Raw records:
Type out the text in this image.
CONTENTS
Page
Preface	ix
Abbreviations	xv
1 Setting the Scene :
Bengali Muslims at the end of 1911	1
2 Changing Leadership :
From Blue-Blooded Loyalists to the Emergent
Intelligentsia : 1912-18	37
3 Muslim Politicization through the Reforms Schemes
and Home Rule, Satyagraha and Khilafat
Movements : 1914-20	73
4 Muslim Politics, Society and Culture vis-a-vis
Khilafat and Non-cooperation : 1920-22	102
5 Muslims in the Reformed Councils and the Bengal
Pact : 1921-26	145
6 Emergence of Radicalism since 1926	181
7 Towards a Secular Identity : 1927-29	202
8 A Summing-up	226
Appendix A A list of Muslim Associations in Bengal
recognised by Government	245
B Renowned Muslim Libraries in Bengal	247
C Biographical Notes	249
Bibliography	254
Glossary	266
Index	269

■ Requirement ■
Copy every line of the records above that holds the word "Khilafat".

■ Task response ■
and Home Rule, Satyagraha and Khilafat
Khilafat and Non-cooperation : 1920-22	102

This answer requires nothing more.